▸ **Given request**: Only the number is wanted: how many lines contain "placeholder"?

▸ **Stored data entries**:

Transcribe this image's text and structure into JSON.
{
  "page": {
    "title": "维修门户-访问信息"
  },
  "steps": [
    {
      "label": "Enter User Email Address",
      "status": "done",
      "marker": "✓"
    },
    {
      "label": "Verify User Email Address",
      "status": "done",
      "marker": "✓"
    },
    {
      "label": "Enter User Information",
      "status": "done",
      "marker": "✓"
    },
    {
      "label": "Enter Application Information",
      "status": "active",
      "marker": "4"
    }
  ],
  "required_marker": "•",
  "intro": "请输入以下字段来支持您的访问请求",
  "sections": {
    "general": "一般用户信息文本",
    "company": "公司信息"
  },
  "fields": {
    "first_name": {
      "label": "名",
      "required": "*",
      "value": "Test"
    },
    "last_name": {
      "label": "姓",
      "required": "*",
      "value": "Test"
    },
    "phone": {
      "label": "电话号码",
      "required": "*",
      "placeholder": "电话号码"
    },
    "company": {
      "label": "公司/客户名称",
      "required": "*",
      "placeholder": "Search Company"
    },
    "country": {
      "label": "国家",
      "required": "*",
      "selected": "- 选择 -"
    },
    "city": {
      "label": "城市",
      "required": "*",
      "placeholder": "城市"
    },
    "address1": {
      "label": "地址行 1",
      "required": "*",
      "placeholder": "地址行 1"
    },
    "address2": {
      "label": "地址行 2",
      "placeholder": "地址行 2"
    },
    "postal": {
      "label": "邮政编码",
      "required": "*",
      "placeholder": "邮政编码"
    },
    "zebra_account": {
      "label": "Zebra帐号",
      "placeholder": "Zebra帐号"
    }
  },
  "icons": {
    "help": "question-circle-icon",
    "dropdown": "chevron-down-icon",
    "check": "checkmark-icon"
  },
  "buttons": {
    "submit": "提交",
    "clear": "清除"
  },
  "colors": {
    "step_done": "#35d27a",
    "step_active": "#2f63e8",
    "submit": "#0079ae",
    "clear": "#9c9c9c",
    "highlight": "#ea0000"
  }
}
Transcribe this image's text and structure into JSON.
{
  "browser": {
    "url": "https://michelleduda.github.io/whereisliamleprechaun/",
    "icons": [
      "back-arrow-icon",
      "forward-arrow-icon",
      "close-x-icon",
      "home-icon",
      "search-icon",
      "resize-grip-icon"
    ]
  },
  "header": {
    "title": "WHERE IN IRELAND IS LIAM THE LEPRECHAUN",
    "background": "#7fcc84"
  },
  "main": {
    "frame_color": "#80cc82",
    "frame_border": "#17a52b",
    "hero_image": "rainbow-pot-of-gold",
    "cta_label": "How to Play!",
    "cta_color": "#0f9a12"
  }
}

▸ **Answer**: 7